§ Written exercise:
For the material that follows, list every line containing the word "surtout".

##### Dataset content #####

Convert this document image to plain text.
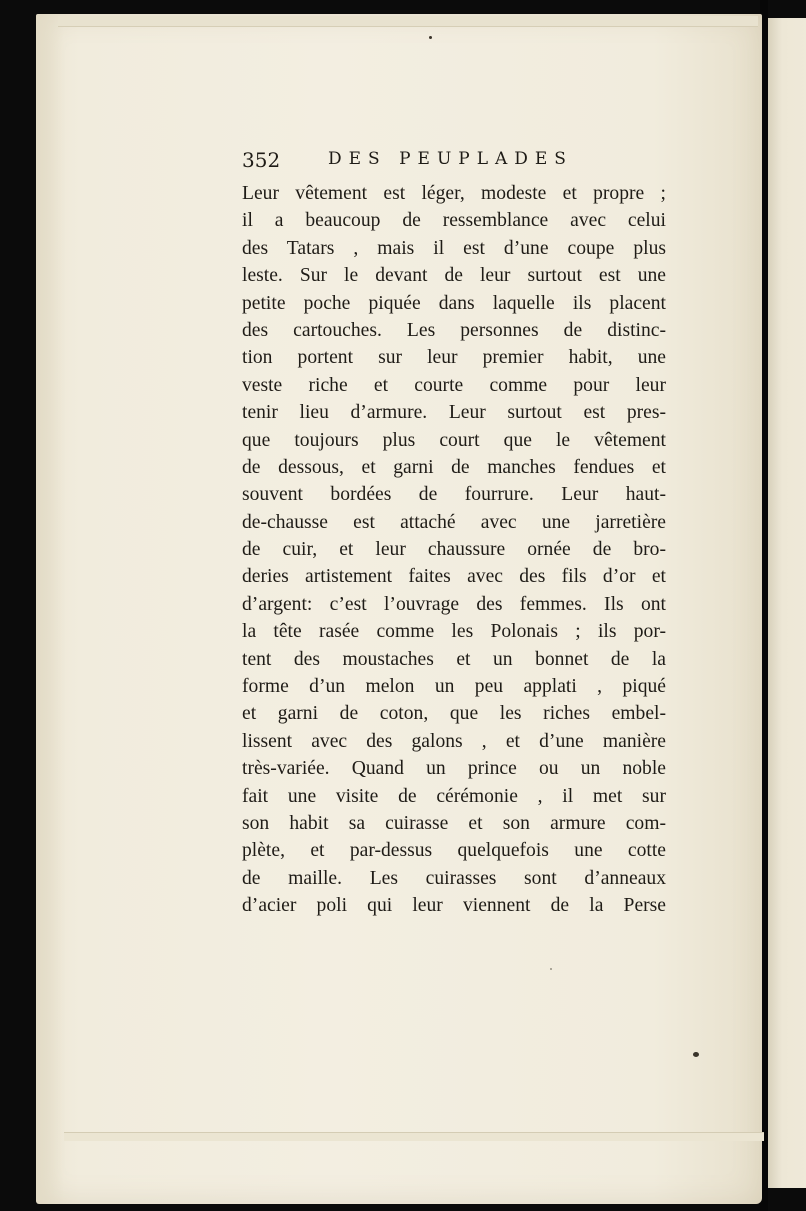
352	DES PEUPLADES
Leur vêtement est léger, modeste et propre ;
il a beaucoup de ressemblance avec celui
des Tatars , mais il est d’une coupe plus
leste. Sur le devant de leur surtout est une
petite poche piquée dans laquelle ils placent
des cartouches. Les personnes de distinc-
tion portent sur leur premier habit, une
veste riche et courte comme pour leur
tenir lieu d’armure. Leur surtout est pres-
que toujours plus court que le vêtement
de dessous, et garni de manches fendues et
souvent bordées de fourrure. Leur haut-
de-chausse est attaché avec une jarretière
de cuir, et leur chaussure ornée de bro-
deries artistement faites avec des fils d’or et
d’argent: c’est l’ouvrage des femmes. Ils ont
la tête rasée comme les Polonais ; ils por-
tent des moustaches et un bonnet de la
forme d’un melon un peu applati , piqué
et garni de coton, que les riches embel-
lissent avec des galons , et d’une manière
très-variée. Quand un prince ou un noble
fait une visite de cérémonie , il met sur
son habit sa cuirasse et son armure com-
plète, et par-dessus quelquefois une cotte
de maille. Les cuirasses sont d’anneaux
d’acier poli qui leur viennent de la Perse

#####
##### Dataset content #####

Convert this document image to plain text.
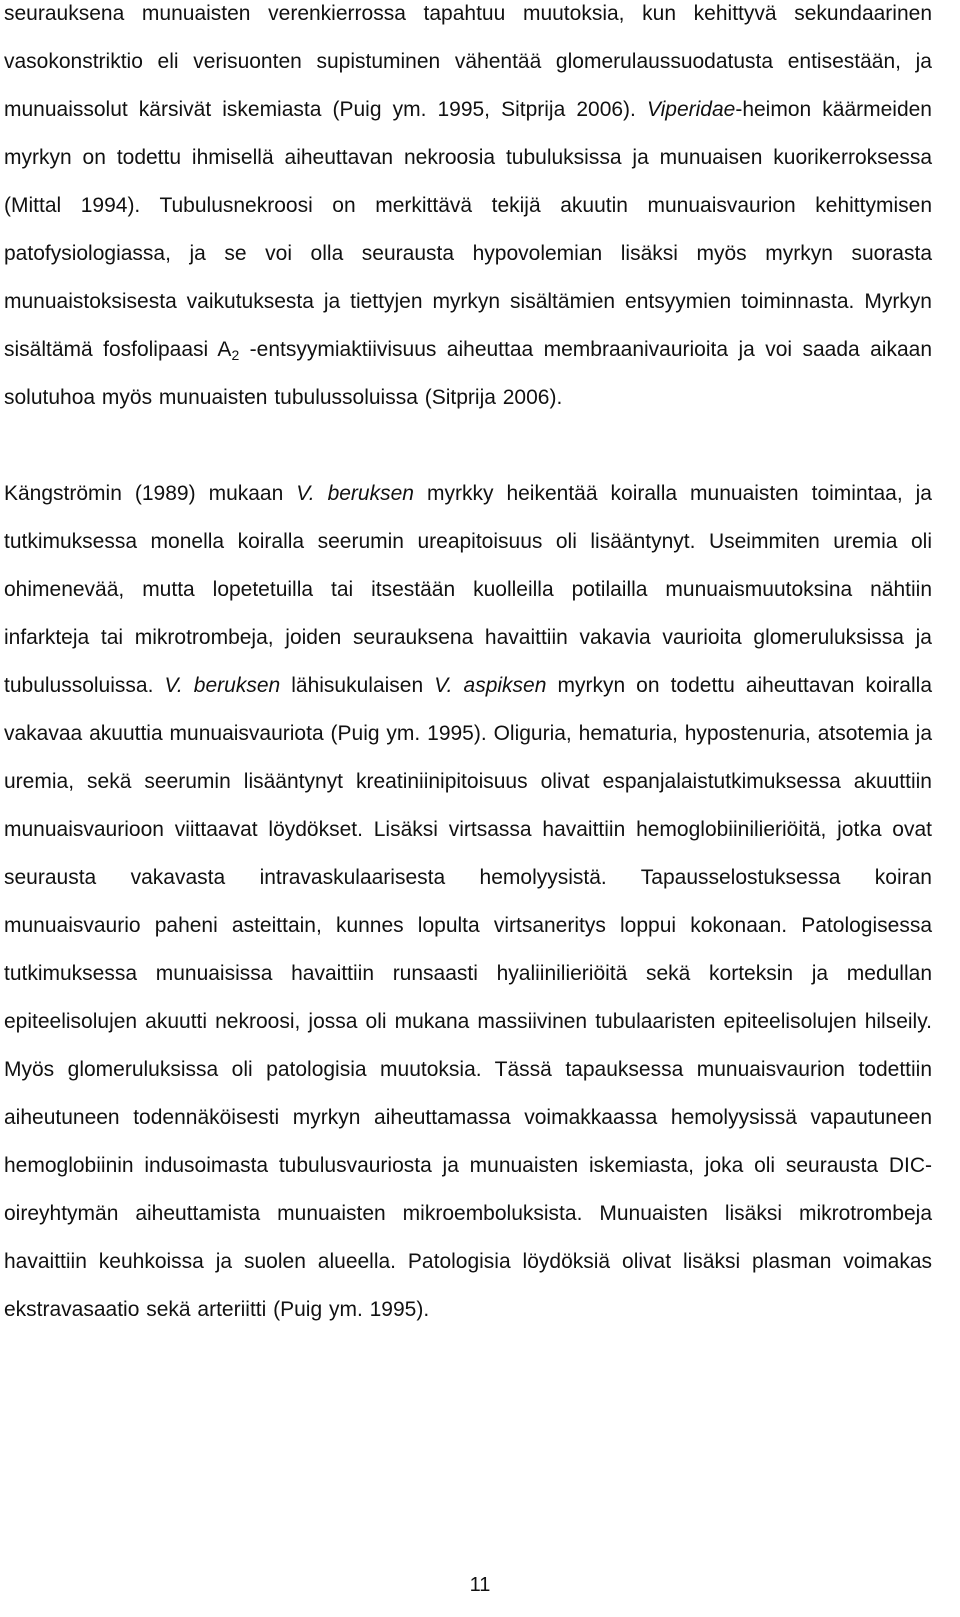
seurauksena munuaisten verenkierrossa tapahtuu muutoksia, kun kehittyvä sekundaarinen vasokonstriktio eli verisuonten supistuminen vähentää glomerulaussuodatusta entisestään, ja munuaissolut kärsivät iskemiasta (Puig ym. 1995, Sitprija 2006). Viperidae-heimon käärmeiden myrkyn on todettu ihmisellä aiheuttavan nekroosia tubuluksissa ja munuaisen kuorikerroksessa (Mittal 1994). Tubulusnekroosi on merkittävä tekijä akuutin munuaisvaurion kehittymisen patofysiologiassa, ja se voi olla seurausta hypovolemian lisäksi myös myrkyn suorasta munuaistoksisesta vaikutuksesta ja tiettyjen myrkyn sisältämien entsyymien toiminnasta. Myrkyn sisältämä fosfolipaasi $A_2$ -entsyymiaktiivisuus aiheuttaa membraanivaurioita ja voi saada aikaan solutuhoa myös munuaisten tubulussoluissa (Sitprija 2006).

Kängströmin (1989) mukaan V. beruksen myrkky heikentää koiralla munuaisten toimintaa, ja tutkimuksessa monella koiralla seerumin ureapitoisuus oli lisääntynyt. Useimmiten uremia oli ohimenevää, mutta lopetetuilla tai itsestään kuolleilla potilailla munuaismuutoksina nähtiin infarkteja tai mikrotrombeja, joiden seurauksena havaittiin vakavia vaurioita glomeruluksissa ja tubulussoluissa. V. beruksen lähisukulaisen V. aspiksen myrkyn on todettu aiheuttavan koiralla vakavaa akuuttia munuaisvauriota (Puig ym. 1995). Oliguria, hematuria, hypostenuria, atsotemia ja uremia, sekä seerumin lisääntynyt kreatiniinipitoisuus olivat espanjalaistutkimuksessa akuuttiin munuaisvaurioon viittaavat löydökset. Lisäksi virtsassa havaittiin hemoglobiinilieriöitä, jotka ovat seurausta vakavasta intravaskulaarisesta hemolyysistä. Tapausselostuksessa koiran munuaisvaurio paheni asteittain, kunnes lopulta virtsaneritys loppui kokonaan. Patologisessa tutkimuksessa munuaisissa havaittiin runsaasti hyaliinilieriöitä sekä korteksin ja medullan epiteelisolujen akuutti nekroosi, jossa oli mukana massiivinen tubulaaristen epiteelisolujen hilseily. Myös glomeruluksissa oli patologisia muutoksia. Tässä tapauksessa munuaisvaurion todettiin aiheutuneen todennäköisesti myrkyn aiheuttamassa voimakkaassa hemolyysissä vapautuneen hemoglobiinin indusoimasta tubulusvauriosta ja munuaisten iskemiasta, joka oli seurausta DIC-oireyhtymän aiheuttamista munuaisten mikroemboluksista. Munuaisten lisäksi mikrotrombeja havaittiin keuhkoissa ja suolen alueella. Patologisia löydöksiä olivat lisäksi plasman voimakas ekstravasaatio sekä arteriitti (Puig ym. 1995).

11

#####

§ Result:
leste. Sur le devant de leur surtout est une
tenir lieu d’armure. Leur surtout est pres-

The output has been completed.